▸ **GIVEN PROBLEM**: Using the records provided below, locate and copy each line that contains the word "mean".

▸ **DATA IN THIS EXERCISE**:
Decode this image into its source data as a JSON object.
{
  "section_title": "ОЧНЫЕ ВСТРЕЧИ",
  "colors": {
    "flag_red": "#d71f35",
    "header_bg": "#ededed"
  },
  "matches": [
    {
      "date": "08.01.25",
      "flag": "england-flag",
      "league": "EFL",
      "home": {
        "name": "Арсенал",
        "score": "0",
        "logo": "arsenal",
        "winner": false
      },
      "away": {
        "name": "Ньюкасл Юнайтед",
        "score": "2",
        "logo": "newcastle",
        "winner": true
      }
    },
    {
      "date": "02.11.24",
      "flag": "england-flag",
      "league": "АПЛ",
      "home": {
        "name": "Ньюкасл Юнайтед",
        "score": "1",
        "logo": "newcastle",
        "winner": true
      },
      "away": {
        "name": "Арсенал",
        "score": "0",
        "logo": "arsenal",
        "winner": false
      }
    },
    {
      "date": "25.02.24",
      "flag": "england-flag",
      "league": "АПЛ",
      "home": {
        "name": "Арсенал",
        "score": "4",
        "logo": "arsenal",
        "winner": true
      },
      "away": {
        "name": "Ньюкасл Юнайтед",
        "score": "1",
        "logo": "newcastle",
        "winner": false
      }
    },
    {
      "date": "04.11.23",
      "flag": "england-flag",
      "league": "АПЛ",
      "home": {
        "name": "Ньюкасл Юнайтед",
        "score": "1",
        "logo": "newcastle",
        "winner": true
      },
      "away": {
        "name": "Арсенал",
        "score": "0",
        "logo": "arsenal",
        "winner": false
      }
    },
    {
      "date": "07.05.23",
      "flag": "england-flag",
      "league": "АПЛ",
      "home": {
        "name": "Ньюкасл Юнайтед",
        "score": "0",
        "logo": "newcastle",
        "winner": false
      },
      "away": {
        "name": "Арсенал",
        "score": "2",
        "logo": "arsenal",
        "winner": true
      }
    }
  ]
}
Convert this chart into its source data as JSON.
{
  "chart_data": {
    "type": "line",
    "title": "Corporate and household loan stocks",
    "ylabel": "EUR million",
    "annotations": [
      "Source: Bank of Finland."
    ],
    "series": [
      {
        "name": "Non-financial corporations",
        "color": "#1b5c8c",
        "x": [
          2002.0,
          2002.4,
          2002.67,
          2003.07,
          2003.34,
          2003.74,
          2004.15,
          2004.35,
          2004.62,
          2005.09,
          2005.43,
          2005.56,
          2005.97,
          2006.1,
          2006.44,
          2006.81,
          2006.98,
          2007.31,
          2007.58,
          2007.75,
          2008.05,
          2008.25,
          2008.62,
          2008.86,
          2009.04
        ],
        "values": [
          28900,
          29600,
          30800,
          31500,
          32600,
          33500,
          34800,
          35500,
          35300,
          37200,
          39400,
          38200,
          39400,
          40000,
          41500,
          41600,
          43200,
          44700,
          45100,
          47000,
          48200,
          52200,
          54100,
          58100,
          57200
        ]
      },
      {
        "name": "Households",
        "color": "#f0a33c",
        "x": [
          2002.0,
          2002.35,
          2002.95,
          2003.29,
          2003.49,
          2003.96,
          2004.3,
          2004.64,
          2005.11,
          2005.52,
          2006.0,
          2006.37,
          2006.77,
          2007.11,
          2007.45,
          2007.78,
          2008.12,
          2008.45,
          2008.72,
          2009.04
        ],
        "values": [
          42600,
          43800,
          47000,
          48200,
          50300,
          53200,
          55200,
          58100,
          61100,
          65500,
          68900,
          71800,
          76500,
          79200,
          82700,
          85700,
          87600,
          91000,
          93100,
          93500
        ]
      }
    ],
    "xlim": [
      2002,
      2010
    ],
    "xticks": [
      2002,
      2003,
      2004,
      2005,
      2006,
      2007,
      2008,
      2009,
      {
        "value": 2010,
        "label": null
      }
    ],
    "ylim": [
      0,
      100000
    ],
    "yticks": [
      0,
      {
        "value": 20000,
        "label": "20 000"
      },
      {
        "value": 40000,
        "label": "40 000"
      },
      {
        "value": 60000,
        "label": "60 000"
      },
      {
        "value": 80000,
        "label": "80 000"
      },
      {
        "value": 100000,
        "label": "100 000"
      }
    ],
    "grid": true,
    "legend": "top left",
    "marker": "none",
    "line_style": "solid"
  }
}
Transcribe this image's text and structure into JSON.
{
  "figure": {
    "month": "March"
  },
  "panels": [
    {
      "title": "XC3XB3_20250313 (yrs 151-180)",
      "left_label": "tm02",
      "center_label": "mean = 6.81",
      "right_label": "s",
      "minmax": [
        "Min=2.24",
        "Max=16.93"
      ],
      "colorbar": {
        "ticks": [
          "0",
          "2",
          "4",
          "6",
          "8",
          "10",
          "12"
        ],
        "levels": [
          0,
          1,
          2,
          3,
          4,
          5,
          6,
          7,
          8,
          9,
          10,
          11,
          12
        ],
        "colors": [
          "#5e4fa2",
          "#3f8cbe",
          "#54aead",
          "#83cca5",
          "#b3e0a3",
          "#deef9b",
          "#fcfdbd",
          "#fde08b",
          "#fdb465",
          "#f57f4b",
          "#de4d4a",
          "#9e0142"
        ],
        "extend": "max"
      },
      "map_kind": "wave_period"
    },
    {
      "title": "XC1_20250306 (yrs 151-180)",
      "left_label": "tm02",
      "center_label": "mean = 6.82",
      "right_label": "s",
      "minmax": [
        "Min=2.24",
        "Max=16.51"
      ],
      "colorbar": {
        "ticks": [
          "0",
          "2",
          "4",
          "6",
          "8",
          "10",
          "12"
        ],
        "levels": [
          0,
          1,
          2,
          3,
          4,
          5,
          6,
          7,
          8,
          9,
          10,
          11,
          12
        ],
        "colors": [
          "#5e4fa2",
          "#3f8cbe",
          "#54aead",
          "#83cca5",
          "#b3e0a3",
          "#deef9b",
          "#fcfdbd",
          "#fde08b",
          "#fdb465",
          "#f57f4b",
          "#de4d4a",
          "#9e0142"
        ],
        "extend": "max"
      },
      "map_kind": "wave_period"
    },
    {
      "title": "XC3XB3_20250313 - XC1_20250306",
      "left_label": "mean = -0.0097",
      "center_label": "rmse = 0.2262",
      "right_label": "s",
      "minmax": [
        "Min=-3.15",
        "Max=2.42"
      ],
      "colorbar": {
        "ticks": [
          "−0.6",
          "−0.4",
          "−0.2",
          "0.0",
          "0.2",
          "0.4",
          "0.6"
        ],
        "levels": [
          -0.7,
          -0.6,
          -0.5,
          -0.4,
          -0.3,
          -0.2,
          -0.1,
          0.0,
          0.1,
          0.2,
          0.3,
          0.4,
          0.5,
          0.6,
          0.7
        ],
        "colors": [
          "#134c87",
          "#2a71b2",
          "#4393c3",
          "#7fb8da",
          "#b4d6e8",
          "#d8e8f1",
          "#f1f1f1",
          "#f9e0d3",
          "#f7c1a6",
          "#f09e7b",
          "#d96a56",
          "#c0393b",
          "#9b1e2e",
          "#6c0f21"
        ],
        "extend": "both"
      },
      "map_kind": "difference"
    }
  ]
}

▸ **EXERCISE ANSWER**:
      "center_label": "mean = 6.81",
      "center_label": "mean = 6.82",
      "left_label": "mean = -0.0097",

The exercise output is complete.